Problem requirements: Copy out every line exactly, passing over the pictures.

Provided records:
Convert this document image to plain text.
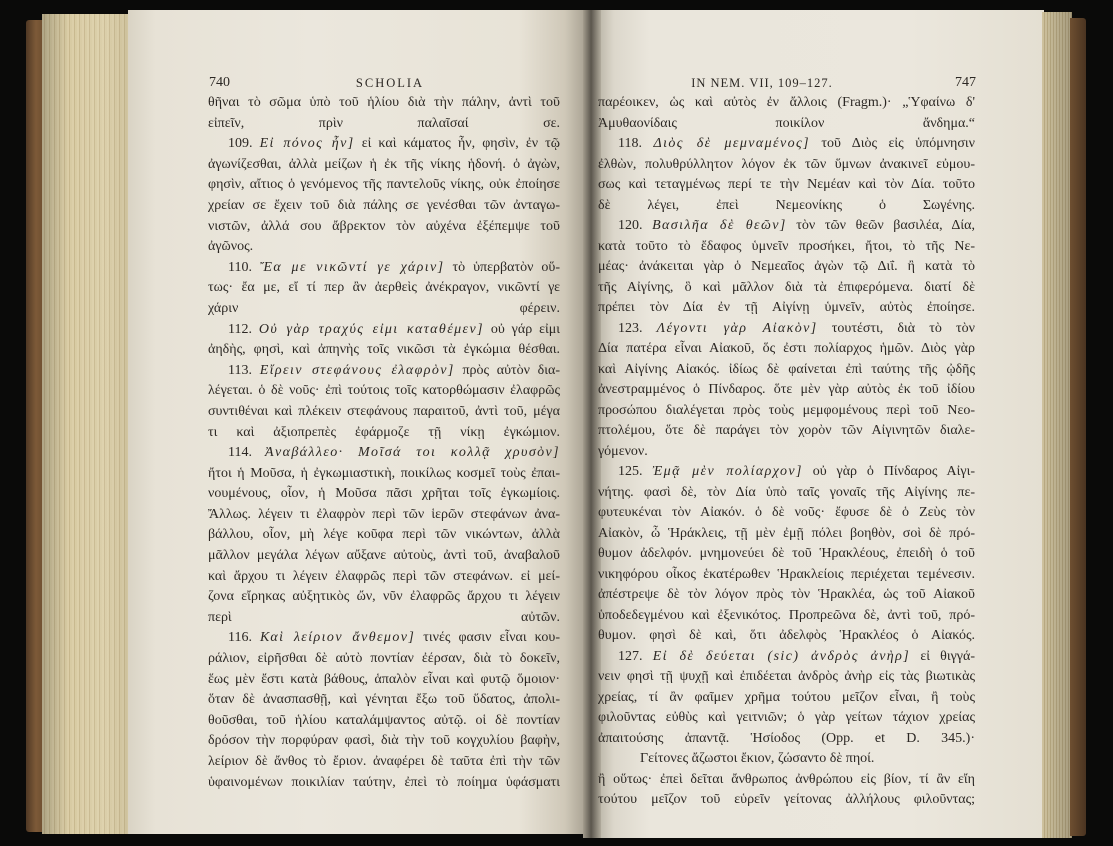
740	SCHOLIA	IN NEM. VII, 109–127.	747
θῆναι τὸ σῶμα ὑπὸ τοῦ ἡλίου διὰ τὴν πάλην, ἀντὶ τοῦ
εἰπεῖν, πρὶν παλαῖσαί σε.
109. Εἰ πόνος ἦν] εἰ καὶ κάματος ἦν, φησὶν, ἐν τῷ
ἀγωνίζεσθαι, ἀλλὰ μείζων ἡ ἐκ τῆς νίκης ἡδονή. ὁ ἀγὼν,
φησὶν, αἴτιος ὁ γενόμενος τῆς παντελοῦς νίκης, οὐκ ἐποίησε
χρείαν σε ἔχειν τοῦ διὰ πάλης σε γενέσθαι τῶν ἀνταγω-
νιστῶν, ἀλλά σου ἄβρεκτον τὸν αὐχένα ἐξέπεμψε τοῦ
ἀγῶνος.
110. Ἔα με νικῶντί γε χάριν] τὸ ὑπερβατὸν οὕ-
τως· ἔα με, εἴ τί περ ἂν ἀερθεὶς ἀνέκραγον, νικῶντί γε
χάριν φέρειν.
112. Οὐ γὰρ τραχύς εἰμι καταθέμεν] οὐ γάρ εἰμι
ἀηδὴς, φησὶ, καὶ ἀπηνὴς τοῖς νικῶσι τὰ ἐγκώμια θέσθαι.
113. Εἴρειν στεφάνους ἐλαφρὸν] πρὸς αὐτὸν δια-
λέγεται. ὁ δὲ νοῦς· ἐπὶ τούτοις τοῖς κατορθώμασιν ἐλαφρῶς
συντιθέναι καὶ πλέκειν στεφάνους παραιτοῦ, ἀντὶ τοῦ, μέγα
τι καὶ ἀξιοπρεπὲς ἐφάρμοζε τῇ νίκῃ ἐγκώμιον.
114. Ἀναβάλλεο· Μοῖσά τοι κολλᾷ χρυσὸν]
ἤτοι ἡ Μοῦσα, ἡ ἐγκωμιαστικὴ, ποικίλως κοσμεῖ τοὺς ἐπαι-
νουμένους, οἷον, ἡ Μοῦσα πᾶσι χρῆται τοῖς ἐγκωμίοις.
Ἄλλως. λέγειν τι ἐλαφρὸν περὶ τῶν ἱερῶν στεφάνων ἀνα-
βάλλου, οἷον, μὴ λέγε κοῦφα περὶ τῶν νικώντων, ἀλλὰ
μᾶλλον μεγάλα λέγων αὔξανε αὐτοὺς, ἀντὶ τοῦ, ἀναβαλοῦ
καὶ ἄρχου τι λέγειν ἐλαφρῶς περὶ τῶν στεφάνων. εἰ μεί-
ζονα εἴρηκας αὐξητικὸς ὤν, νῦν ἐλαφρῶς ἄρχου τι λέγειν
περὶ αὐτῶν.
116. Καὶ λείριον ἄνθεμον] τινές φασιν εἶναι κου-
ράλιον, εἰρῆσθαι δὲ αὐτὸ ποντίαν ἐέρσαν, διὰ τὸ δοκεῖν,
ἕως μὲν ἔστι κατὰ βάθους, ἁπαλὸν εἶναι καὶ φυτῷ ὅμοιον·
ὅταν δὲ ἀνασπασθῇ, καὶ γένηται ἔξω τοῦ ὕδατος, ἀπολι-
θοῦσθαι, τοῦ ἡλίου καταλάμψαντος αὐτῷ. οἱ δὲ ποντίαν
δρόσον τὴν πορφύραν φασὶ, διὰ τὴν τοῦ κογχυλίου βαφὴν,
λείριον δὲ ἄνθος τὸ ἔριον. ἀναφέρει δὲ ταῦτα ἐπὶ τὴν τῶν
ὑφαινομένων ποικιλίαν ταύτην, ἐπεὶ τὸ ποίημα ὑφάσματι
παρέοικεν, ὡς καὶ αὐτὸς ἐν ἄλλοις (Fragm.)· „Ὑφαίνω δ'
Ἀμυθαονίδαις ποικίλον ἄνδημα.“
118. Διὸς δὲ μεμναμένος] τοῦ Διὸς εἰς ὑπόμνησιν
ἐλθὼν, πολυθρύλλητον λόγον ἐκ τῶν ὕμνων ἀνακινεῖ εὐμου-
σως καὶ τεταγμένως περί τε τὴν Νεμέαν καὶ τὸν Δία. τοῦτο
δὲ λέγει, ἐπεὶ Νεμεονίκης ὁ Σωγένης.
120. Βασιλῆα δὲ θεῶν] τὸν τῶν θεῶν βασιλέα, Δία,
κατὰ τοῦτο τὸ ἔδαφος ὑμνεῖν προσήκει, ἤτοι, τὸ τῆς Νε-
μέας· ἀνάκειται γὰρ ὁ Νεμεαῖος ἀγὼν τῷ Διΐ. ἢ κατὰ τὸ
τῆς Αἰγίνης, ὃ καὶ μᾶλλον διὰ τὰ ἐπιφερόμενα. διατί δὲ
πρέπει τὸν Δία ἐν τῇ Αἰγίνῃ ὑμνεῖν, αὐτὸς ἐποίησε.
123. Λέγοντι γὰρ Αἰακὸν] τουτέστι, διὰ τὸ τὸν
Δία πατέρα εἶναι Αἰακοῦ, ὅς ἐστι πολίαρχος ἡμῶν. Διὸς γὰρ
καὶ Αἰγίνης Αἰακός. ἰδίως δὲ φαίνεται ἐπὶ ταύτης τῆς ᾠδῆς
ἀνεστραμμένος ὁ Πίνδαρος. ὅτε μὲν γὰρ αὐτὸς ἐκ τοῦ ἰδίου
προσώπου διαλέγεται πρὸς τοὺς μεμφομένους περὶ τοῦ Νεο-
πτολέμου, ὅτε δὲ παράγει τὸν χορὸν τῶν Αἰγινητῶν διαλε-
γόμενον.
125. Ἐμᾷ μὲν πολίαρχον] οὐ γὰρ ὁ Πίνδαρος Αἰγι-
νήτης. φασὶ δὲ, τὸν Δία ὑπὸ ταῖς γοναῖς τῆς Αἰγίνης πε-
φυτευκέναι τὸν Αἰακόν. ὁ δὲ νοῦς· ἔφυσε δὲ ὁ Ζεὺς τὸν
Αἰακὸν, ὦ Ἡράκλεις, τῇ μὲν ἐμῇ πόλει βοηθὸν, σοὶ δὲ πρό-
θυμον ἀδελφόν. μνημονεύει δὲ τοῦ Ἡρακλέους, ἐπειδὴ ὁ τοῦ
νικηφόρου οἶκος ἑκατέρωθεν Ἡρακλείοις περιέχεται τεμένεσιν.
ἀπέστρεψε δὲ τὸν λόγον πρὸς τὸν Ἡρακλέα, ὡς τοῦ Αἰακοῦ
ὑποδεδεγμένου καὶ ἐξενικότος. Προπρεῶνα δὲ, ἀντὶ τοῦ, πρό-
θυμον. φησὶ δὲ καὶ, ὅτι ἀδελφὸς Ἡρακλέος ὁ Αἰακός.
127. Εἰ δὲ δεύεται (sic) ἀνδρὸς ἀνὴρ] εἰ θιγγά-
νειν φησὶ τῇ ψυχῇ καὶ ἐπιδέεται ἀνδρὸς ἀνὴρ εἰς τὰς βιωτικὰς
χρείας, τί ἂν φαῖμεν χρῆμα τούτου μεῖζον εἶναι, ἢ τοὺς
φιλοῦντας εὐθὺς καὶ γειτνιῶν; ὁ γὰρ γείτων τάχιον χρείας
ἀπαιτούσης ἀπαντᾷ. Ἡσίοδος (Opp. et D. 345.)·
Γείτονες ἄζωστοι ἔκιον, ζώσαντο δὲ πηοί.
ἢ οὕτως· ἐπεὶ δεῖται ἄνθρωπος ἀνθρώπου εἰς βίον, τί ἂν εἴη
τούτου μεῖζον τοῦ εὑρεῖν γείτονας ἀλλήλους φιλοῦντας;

Correct answer:
Convert this document image to plain text.
740	SCHOLIA	IN NEM. VII, 109–127.	747
θῆναι τὸ σῶμα ὑπὸ τοῦ ἡλίου διὰ τὴν πάλην, ἀντὶ τοῦ
εἰπεῖν, πρὶν παλαῖσαί σε.
109. Εἰ πόνος ἦν] εἰ καὶ κάματος ἦν, φησὶν, ἐν τῷ
ἀγωνίζεσθαι, ἀλλὰ μείζων ἡ ἐκ τῆς νίκης ἡδονή. ὁ ἀγὼν,
φησὶν, αἴτιος ὁ γενόμενος τῆς παντελοῦς νίκης, οὐκ ἐποίησε
χρείαν σε ἔχειν τοῦ διὰ πάλης σε γενέσθαι τῶν ἀνταγω-
νιστῶν, ἀλλά σου ἄβρεκτον τὸν αὐχένα ἐξέπεμψε τοῦ
ἀγῶνος.
110. Ἔα με νικῶντί γε χάριν] τὸ ὑπερβατὸν οὕ-
τως· ἔα με, εἴ τί περ ἂν ἀερθεὶς ἀνέκραγον, νικῶντί γε
χάριν φέρειν.
112. Οὐ γὰρ τραχύς εἰμι καταθέμεν] οὐ γάρ εἰμι
ἀηδὴς, φησὶ, καὶ ἀπηνὴς τοῖς νικῶσι τὰ ἐγκώμια θέσθαι.
113. Εἴρειν στεφάνους ἐλαφρὸν] πρὸς αὐτὸν δια-
λέγεται. ὁ δὲ νοῦς· ἐπὶ τούτοις τοῖς κατορθώμασιν ἐλαφρῶς
συντιθέναι καὶ πλέκειν στεφάνους παραιτοῦ, ἀντὶ τοῦ, μέγα
τι καὶ ἀξιοπρεπὲς ἐφάρμοζε τῇ νίκῃ ἐγκώμιον.
114. Ἀναβάλλεο· Μοῖσά τοι κολλᾷ χρυσὸν]
ἤτοι ἡ Μοῦσα, ἡ ἐγκωμιαστικὴ, ποικίλως κοσμεῖ τοὺς ἐπαι-
νουμένους, οἷον, ἡ Μοῦσα πᾶσι χρῆται τοῖς ἐγκωμίοις.
Ἄλλως. λέγειν τι ἐλαφρὸν περὶ τῶν ἱερῶν στεφάνων ἀνα-
βάλλου, οἷον, μὴ λέγε κοῦφα περὶ τῶν νικώντων, ἀλλὰ
μᾶλλον μεγάλα λέγων αὔξανε αὐτοὺς, ἀντὶ τοῦ, ἀναβαλοῦ
καὶ ἄρχου τι λέγειν ἐλαφρῶς περὶ τῶν στεφάνων. εἰ μεί-
ζονα εἴρηκας αὐξητικὸς ὤν, νῦν ἐλαφρῶς ἄρχου τι λέγειν
περὶ αὐτῶν.
116. Καὶ λείριον ἄνθεμον] τινές φασιν εἶναι κου-
ράλιον, εἰρῆσθαι δὲ αὐτὸ ποντίαν ἐέρσαν, διὰ τὸ δοκεῖν,
ἕως μὲν ἔστι κατὰ βάθους, ἁπαλὸν εἶναι καὶ φυτῷ ὅμοιον·
ὅταν δὲ ἀνασπασθῇ, καὶ γένηται ἔξω τοῦ ὕδατος, ἀπολι-
θοῦσθαι, τοῦ ἡλίου καταλάμψαντος αὐτῷ. οἱ δὲ ποντίαν
δρόσον τὴν πορφύραν φασὶ, διὰ τὴν τοῦ κογχυλίου βαφὴν,
λείριον δὲ ἄνθος τὸ ἔριον. ἀναφέρει δὲ ταῦτα ἐπὶ τὴν τῶν
ὑφαινομένων ποικιλίαν ταύτην, ἐπεὶ τὸ ποίημα ὑφάσματι
παρέοικεν, ὡς καὶ αὐτὸς ἐν ἄλλοις (Fragm.)· „Ὑφαίνω δ'
Ἀμυθαονίδαις ποικίλον ἄνδημα.“
118. Διὸς δὲ μεμναμένος] τοῦ Διὸς εἰς ὑπόμνησιν
ἐλθὼν, πολυθρύλλητον λόγον ἐκ τῶν ὕμνων ἀνακινεῖ εὐμου-
σως καὶ τεταγμένως περί τε τὴν Νεμέαν καὶ τὸν Δία. τοῦτο
δὲ λέγει, ἐπεὶ Νεμεονίκης ὁ Σωγένης.
120. Βασιλῆα δὲ θεῶν] τὸν τῶν θεῶν βασιλέα, Δία,
κατὰ τοῦτο τὸ ἔδαφος ὑμνεῖν προσήκει, ἤτοι, τὸ τῆς Νε-
μέας· ἀνάκειται γὰρ ὁ Νεμεαῖος ἀγὼν τῷ Διΐ. ἢ κατὰ τὸ
τῆς Αἰγίνης, ὃ καὶ μᾶλλον διὰ τὰ ἐπιφερόμενα. διατί δὲ
πρέπει τὸν Δία ἐν τῇ Αἰγίνῃ ὑμνεῖν, αὐτὸς ἐποίησε.
123. Λέγοντι γὰρ Αἰακὸν] τουτέστι, διὰ τὸ τὸν
Δία πατέρα εἶναι Αἰακοῦ, ὅς ἐστι πολίαρχος ἡμῶν. Διὸς γὰρ
καὶ Αἰγίνης Αἰακός. ἰδίως δὲ φαίνεται ἐπὶ ταύτης τῆς ᾠδῆς
ἀνεστραμμένος ὁ Πίνδαρος. ὅτε μὲν γὰρ αὐτὸς ἐκ τοῦ ἰδίου
προσώπου διαλέγεται πρὸς τοὺς μεμφομένους περὶ τοῦ Νεο-
πτολέμου, ὅτε δὲ παράγει τὸν χορὸν τῶν Αἰγινητῶν διαλε-
γόμενον.
125. Ἐμᾷ μὲν πολίαρχον] οὐ γὰρ ὁ Πίνδαρος Αἰγι-
νήτης. φασὶ δὲ, τὸν Δία ὑπὸ ταῖς γοναῖς τῆς Αἰγίνης πε-
φυτευκέναι τὸν Αἰακόν. ὁ δὲ νοῦς· ἔφυσε δὲ ὁ Ζεὺς τὸν
Αἰακὸν, ὦ Ἡράκλεις, τῇ μὲν ἐμῇ πόλει βοηθὸν, σοὶ δὲ πρό-
θυμον ἀδελφόν. μνημονεύει δὲ τοῦ Ἡρακλέους, ἐπειδὴ ὁ τοῦ
νικηφόρου οἶκος ἑκατέρωθεν Ἡρακλείοις περιέχεται τεμένεσιν.
ἀπέστρεψε δὲ τὸν λόγον πρὸς τὸν Ἡρακλέα, ὡς τοῦ Αἰακοῦ
ὑποδεδεγμένου καὶ ἐξενικότος. Προπρεῶνα δὲ, ἀντὶ τοῦ, πρό-
θυμον. φησὶ δὲ καὶ, ὅτι ἀδελφὸς Ἡρακλέος ὁ Αἰακός.
127. Εἰ δὲ δεύεται (sic) ἀνδρὸς ἀνὴρ] εἰ θιγγά-
νειν φησὶ τῇ ψυχῇ καὶ ἐπιδέεται ἀνδρὸς ἀνὴρ εἰς τὰς βιωτικὰς
χρείας, τί ἂν φαῖμεν χρῆμα τούτου μεῖζον εἶναι, ἢ τοὺς
φιλοῦντας εὐθὺς καὶ γειτνιῶν; ὁ γὰρ γείτων τάχιον χρείας
ἀπαιτούσης ἀπαντᾷ. Ἡσίοδος (Opp. et D. 345.)·
Γείτονες ἄζωστοι ἔκιον, ζώσαντο δὲ πηοί.
ἢ οὕτως· ἐπεὶ δεῖται ἄνθρωπος ἀνθρώπου εἰς βίον, τί ἂν εἴη
τούτου μεῖζον τοῦ εὑρεῖν γείτονας ἀλλήλους φιλοῦντας;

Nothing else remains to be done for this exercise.